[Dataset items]
########################################

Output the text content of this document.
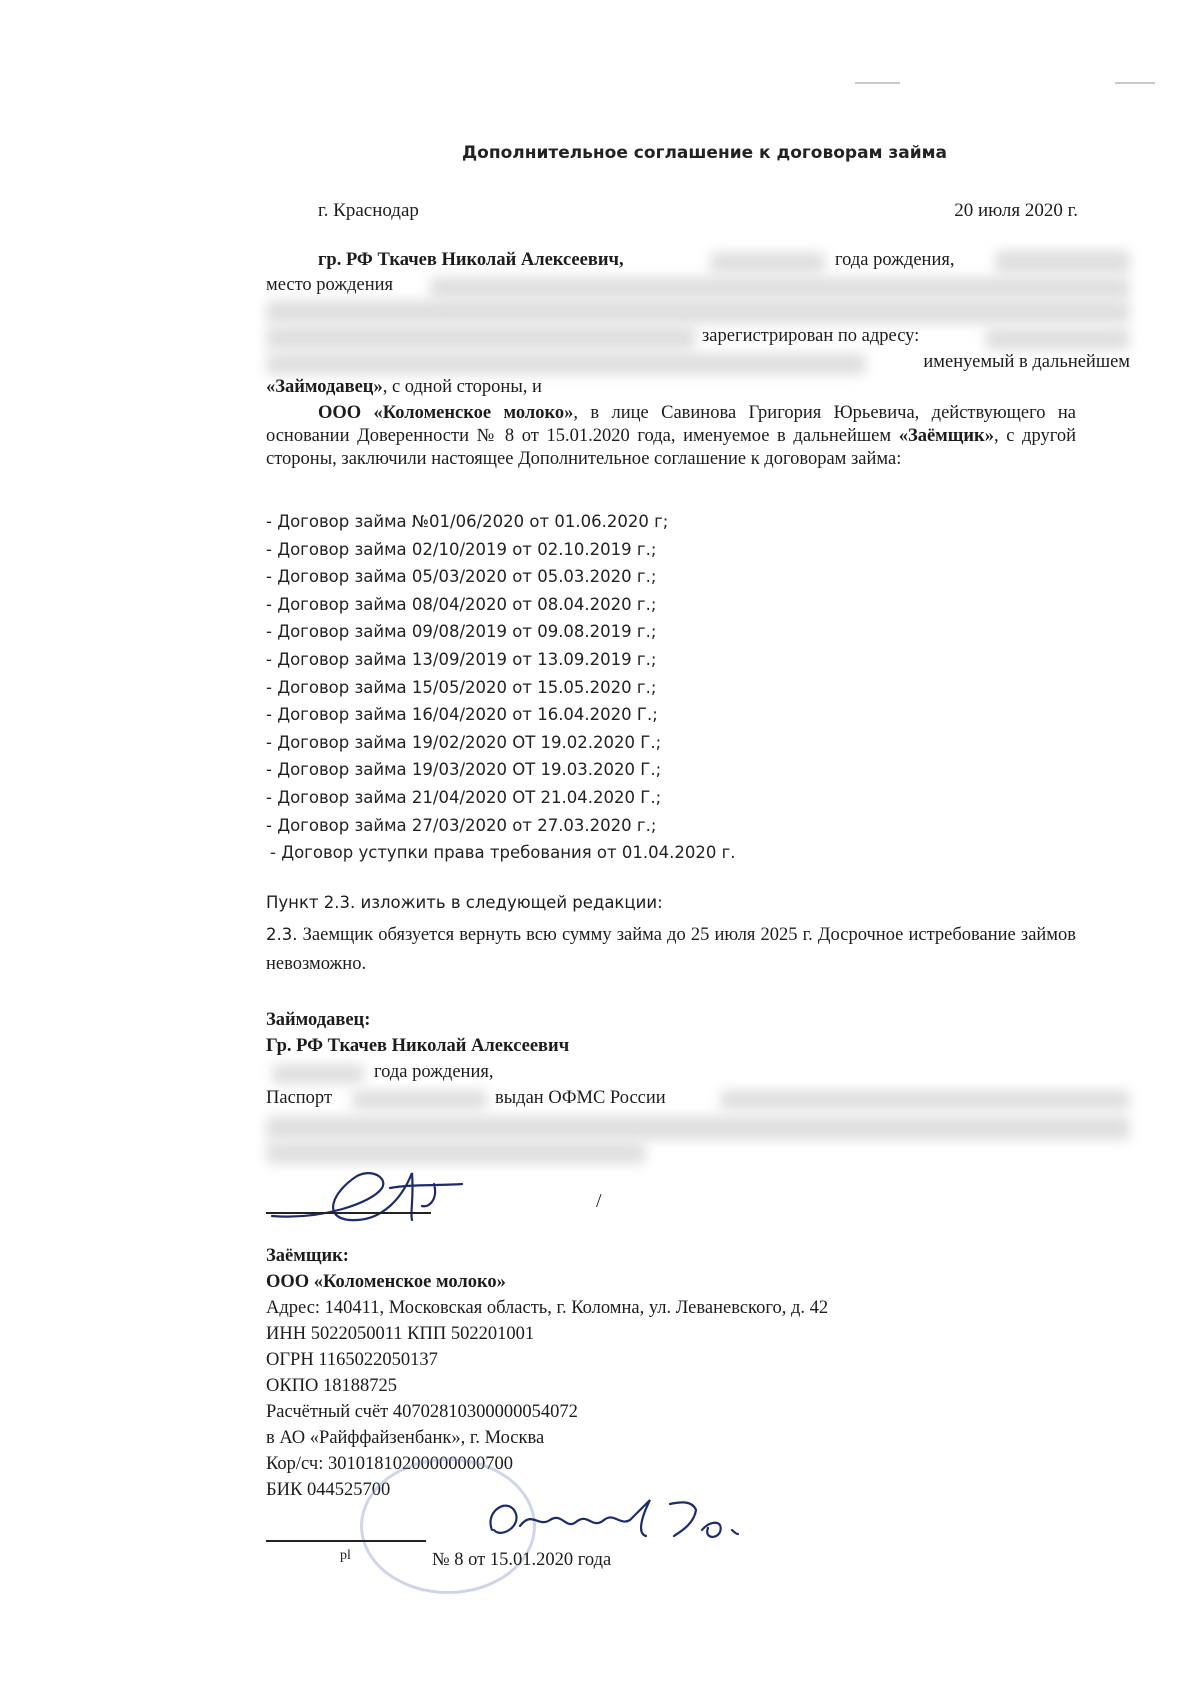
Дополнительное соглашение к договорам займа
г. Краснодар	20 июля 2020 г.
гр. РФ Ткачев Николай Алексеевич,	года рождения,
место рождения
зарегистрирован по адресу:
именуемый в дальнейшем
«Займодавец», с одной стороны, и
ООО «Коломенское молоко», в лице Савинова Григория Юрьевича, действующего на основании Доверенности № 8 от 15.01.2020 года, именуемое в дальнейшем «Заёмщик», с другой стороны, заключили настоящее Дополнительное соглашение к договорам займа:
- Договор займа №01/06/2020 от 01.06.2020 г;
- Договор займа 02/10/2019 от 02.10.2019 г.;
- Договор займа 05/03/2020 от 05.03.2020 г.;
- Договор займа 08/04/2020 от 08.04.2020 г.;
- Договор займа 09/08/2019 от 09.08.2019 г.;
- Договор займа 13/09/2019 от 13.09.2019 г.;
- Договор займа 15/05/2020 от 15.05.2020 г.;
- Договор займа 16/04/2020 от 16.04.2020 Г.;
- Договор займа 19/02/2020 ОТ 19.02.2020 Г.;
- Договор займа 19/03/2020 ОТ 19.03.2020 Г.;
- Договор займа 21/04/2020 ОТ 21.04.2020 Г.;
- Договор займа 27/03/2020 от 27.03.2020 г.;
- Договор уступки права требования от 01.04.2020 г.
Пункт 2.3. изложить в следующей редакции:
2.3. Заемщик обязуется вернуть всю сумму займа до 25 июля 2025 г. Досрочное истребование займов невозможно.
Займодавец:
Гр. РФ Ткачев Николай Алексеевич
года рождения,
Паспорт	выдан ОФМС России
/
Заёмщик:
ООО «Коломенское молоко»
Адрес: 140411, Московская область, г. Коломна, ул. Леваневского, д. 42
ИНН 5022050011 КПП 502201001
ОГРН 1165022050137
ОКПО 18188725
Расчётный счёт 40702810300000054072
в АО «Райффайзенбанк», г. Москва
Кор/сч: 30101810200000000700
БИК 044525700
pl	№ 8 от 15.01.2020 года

########################################

▶ Problem requirements
Take the listing above and print it exactly, apart from the pictures.

▶ The result
Output the text content of this document.
Дополнительное соглашение к договорам займа
г. Краснодар	20 июля 2020 г.
гр. РФ Ткачев Николай Алексеевич,	года рождения,
место рождения
зарегистрирован по адресу:
именуемый в дальнейшем
«Займодавец», с одной стороны, и
ООО «Коломенское молоко», в лице Савинова Григория Юрьевича, действующего на основании Доверенности № 8 от 15.01.2020 года, именуемое в дальнейшем «Заёмщик», с другой стороны, заключили настоящее Дополнительное соглашение к договорам займа:
- Договор займа №01/06/2020 от 01.06.2020 г;
- Договор займа 02/10/2019 от 02.10.2019 г.;
- Договор займа 05/03/2020 от 05.03.2020 г.;
- Договор займа 08/04/2020 от 08.04.2020 г.;
- Договор займа 09/08/2019 от 09.08.2019 г.;
- Договор займа 13/09/2019 от 13.09.2019 г.;
- Договор займа 15/05/2020 от 15.05.2020 г.;
- Договор займа 16/04/2020 от 16.04.2020 Г.;
- Договор займа 19/02/2020 ОТ 19.02.2020 Г.;
- Договор займа 19/03/2020 ОТ 19.03.2020 Г.;
- Договор займа 21/04/2020 ОТ 21.04.2020 Г.;
- Договор займа 27/03/2020 от 27.03.2020 г.;
- Договор уступки права требования от 01.04.2020 г.
Пункт 2.3. изложить в следующей редакции:
2.3. Заемщик обязуется вернуть всю сумму займа до 25 июля 2025 г. Досрочное истребование займов невозможно.
Займодавец:
Гр. РФ Ткачев Николай Алексеевич
года рождения,
Паспорт	выдан ОФМС России
/
Заёмщик:
ООО «Коломенское молоко»
Адрес: 140411, Московская область, г. Коломна, ул. Леваневского, д. 42
ИНН 5022050011 КПП 502201001
ОГРН 1165022050137
ОКПО 18188725
Расчётный счёт 40702810300000054072
в АО «Райффайзенбанк», г. Москва
Кор/сч: 30101810200000000700
БИК 044525700
pl	№ 8 от 15.01.2020 года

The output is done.